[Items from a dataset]
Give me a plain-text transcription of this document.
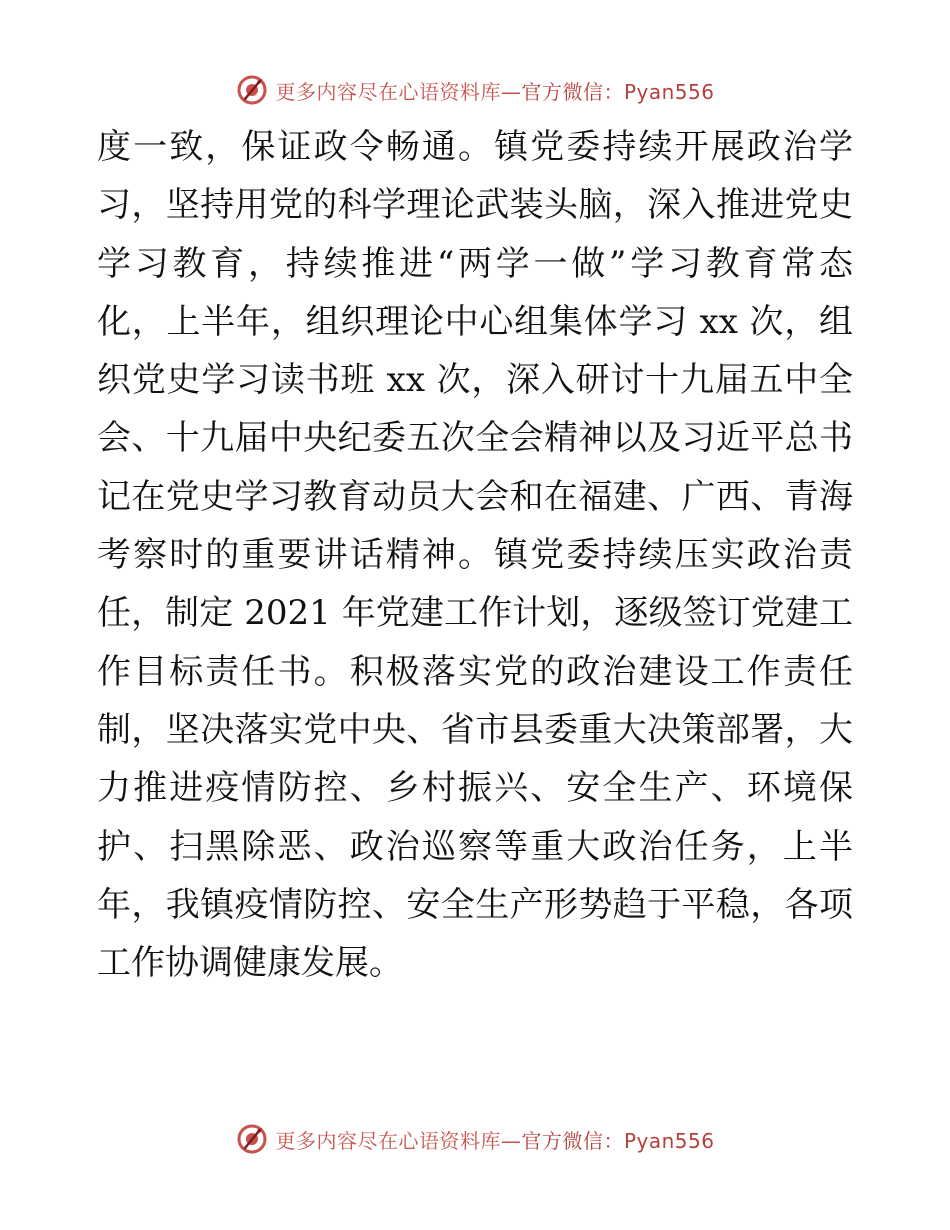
更多内容尽在心语资料库—官方微信：Pyan556
度一致，保证政令畅通。镇党委持续开展政治学
习，坚持用党的科学理论武装头脑，深入推进党史
学习教育，持续推进“两学一做”学习教育常态
化，上半年，组织理论中心组集体学习 xx 次，组
织党史学习读书班 xx 次，深入研讨十九届五中全
会、十九届中央纪委五次全会精神以及习近平总书
记在党史学习教育动员大会和在福建、广西、青海
考察时的重要讲话精神。镇党委持续压实政治责
任，制定 2021 年党建工作计划，逐级签订党建工
作目标责任书。积极落实党的政治建设工作责任
制，坚决落实党中央、省市县委重大决策部署，大
力推进疫情防控、乡村振兴、安全生产、环境保
护、扫黑除恶、政治巡察等重大政治任务，上半
年，我镇疫情防控、安全生产形势趋于平稳，各项
工作协调健康发展。
更多内容尽在心语资料库—官方微信：Pyan556
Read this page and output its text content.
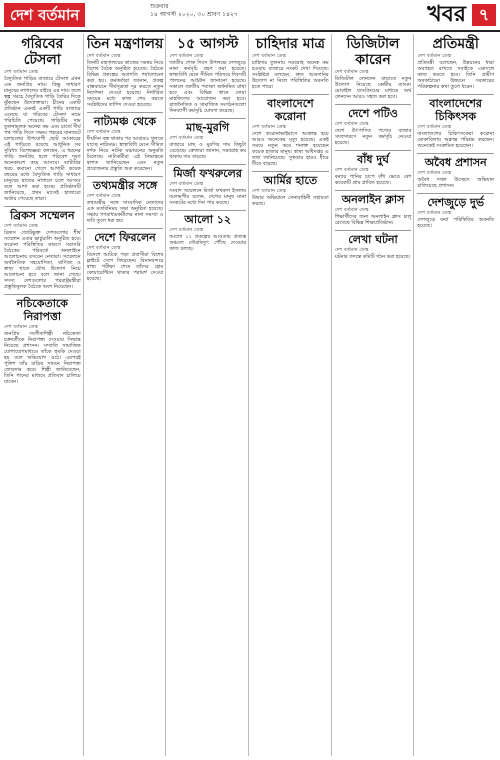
দেশ বর্তমান	শুক্রবার
১৪ আগস্ট ২০২০, ৩০ শ্রাবণ ১৪২৭	খবর ৭
গরিবের টেসলা
দেশ বর্তমান ডেস্ক
বৈদ্যুতিক গাড়ির বাজারে টেসলা এখন এক জনপ্রিয় নাম। কিন্তু সাধারণ মানুষের নাগালের বাইরে এর দাম। ফলে স্বল্প খরচে বৈদ্যুতিক গাড়ি তৈরির দিকে ঝুঁকছেন উদ্যোক্তারা। চীনের একটি প্রতিষ্ঠান এমনই একটি গাড়ি বাজারে এনেছে যা গরিবের টেসলা নামে পরিচিতি পেয়েছে। গাড়িটির দাম তুলনামূলক অনেক কম এবং চার্জে দীর্ঘ পথ পাড়ি দিতে সক্ষম। শহরের যানজটে চলাচলের উপযোগী ছোট আকারের এই গাড়িতে রয়েছে আধুনিক সব সুবিধা। বিশেষজ্ঞরা বলছেন, এ ধরনের গাড়ি জনপ্রিয় হলে পরিবেশ দূষণ অনেকাংশে কমে আসবে। ব্যাটারির খরচ কমানো গেলে আগামী কয়েক বছরের মধ্যে বৈদ্যুতিক গাড়ি সাধারণ মানুষের হাতের নাগালে চলে আসবে বলে আশা করা হচ্ছে। প্রতিষ্ঠানটি জানিয়েছে, প্রথম মাসেই হাজারো অর্ডার পেয়েছে তারা।
ব্রিকস সম্মেলন
দেশ বর্তমান ডেস্ক
ব্রিকস জোটভুক্ত দেশগুলোর শীর্ষ সম্মেলন এবার ভার্চুয়ালি অনুষ্ঠিত হবে। করোনা পরিস্থিতির কারণে সরাসরি বৈঠকের পরিবর্তে অনলাইনে আলোচনায় বসবেন নেতারা। সম্মেলনে অর্থনৈতিক সহযোগিতা, বাণিজ্য ও স্বাস্থ্য খাতে যৌথ উদ্যোগ নিয়ে আলোচনা হবে বলে জানা গেছে। সদস্য দেশগুলোর পররাষ্ট্রমন্ত্রীরা প্রস্তুতিমূলক বৈঠকে অংশ নিয়েছেন।
নচিকেতাকে নিরাপত্তা
দেশ বর্তমান ডেস্ক
জনপ্রিয় সংগীতশিল্পী নচিকেতা চক্রবর্তীকে নিরাপত্তা দেওয়ার সিদ্ধান্ত নিয়েছে প্রশাসন। সম্প্রতি সামাজিক যোগাযোগমাধ্যমে তাঁকে হুমকি দেওয়া হয় বলে অভিযোগ ওঠে। এরপরই পুলিশ তাঁর বাড়ির সামনে নিরাপত্তা জোরদার করে। শিল্পী জানিয়েছেন, তিনি গানের মাধ্যমে প্রতিবাদ চালিয়ে যাবেন।
তিন মন্ত্রণালয়
দেশ বর্তমান ডেস্ক
তিনটি মন্ত্রণালয়ের কাজের সমন্বয় নিয়ে বিশেষ বৈঠক অনুষ্ঠিত হয়েছে। বৈঠকে বিভিন্ন প্রকল্পের অগ্রগতি পর্যালোচনা করা হয়। কর্মকর্তারা জানান, প্রকল্প বাস্তবায়নে দীর্ঘসূত্রতা দূর করতে নতুন নির্দেশনা দেওয়া হয়েছে। নির্ধারিত সময়ের মধ্যে কাজ শেষ করতে সংশ্লিষ্টদের তাগিদ দেওয়া হয়েছে।
নাট্যমঞ্চ থেকে
দেশ বর্তমান ডেস্ক
দীর্ঘদিন বন্ধ থাকার পর আবারও খুলতে যাচ্ছে নাট্যমঞ্চ। স্বাস্থ্যবিধি মেনে সীমিত দর্শক নিয়ে নাটক মঞ্চায়নের অনুমতি মিলেছে। নাট্যকর্মীরা এই সিদ্ধান্তকে স্বাগত জানিয়েছেন এবং নতুন প্রযোজনার প্রস্তুতি শুরু করেছেন।
তথ্যমন্ত্রীর সঙ্গে
দেশ বর্তমান ডেস্ক
তথ্যমন্ত্রীর সঙ্গে সাংবাদিক নেতাদের এক মতবিনিময় সভা অনুষ্ঠিত হয়েছে। সভায় গণমাধ্যমকর্মীদের নানা সমস্যা ও দাবি তুলে ধরা হয়।
দেশে ফিরলেন
দেশ বর্তমান ডেস্ক
বিদেশে আটকে পড়া প্রবাসীরা বিশেষ ফ্লাইটে দেশে ফিরেছেন। বিমানবন্দরে স্বাস্থ্য পরীক্ষা শেষে তাঁদের হোম কোয়ারেন্টিনে থাকার পরামর্শ দেওয়া হয়েছে।
১৫ আগস্ট
দেশ বর্তমান ডেস্ক
জাতীয় শোক দিবস উপলক্ষে দেশজুড়ে নানা কর্মসূচি গ্রহণ করা হয়েছে। স্বাস্থ্যবিধি মেনে সীমিত পরিসরে দিবসটি পালনের আহ্বান জানানো হয়েছে। সকালে জাতীয় পতাকা অর্ধনমিত রাখা হবে এবং বিভিন্ন স্থানে দোয়া মাহফিলের আয়োজন করা হবে। রাজনৈতিক ও সামাজিক সংগঠনগুলো দিনব্যাপী কর্মসূচি ঘোষণা করেছে।
মাছ-মুরগি
দেশ বর্তমান ডেস্ক
বাজারে মাছ ও মুরগির দাম কিছুটা বেড়েছে। ক্রেতারা জানান, সরবরাহ কম থাকায় দাম বাড়ছে।
মির্জা ফখরুলের
দেশ বর্তমান ডেস্ক
সংবাদ সম্মেলনে মির্জা ফখরুল ইসলাম আলমগীর বলেন, দেশের মানুষ নানা সংকটের মধ্যে দিন পার করছে।
আলো ১২
দেশ বর্তমান ডেস্ক
আলো ১২ প্রকল্পের আওতায় প্রত্যন্ত অঞ্চলে সৌরবিদ্যুৎ পৌঁছে দেওয়ার কাজ চলছে।
চাহিদার মাত্র
দেশ বর্তমান ডেস্ক
চাহিদার তুলনায় সরবরাহ অনেক কম হওয়ায় বাজারে সংকট দেখা দিয়েছে। সংশ্লিষ্টরা বলছেন, দ্রুত আমদানির উদ্যোগ না নিলে পরিস্থিতির অবনতি হতে পারে।
বাংলাদেশে করোনা
দেশ বর্তমান ডেস্ক
দেশে করোনাভাইরাসে আক্রান্ত হয়ে আরও অনেকের মৃত্যু হয়েছে। একই সময়ে নতুন করে শনাক্ত হয়েছেন কয়েক হাজার মানুষ। স্বাস্থ্য অধিদপ্তর এ তথ্য জানিয়েছে। সুস্থতার হারও ধীরে ধীরে বাড়ছে।
আর্মির হাতে
দেশ বর্তমান ডেস্ক
উদ্ধার অভিযানে সেনাবাহিনী সহায়তা করছে।
ডিজিটাল কারেন
দেশ বর্তমান ডেস্ক
ডিজিটাল লেনদেন বাড়াতে নতুন উদ্যোগ নিয়েছে কেন্দ্রীয় ব্যাংক। মোবাইল ব্যাংকিংয়ের মাধ্যমে অর্থ লেনদেন আরও সহজ করা হবে।
দেশে পটিও
দেশ বর্তমান ডেস্ক
দেশে উৎপাদিত পণ্যের বাজার সম্প্রসারণে নতুন কর্মসূচি নেওয়া হয়েছে।
বাঁধ দুর্ঘ
দেশ বর্তমান ডেস্ক
বন্যার পানির চাপে বাঁধ ভেঙে বেশ কয়েকটি গ্রাম প্লাবিত হয়েছে।
অনলাইন ক্লাস
দেশ বর্তমান ডেস্ক
শিক্ষার্থীদের জন্য অনলাইন ক্লাস চালু রেখেছে বিভিন্ন শিক্ষাপ্রতিষ্ঠান।
লেখা ঘটনা
দেশ বর্তমান ডেস্ক
ঘটনার তদন্তে কমিটি গঠন করা হয়েছে।
প্রতিমন্ত্রী
দেশ বর্তমান ডেস্ক
প্রতিমন্ত্রী বলেছেন, উন্নয়নের ধারা অব্যাহত রাখতে সবাইকে একসঙ্গে কাজ করতে হবে। তিনি গ্রামীণ অবকাঠামো উন্নয়নে সরকারের পরিকল্পনার কথা তুলে ধরেন।
বাংলাদেশের চিকিৎসক
দেশ বর্তমান ডেস্ক
বাংলাদেশের চিকিৎসকেরা করোনা মোকাবিলায় অক্লান্ত পরিশ্রম করছেন। অনেকেই সংক্রমিত হয়েছেন।
অবৈধ প্রশাসন
দেশ বর্তমান ডেস্ক
অবৈধ দখল উচ্ছেদে অভিযান চালিয়েছে প্রশাসন।
দেশজুড়ে দুর্ভ
দেশ বর্তমান ডেস্ক
দেশজুড়ে বন্যা পরিস্থিতির অবনতি হয়েছে।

■ TASK DETAILS ■
Collect the lines of the data that carry the word "অবনত".

■ REPLY ■
চাহিদার তুলনায় সরবরাহ অনেক কম হওয়ায় বাজারে সংকট দেখা দিয়েছে। সংশ্লিষ্টরা বলছেন, দ্রুত আমদানির উদ্যোগ না নিলে পরিস্থিতির অবনতি হতে পারে।
দেশজুড়ে বন্যা পরিস্থিতির অবনতি হয়েছে।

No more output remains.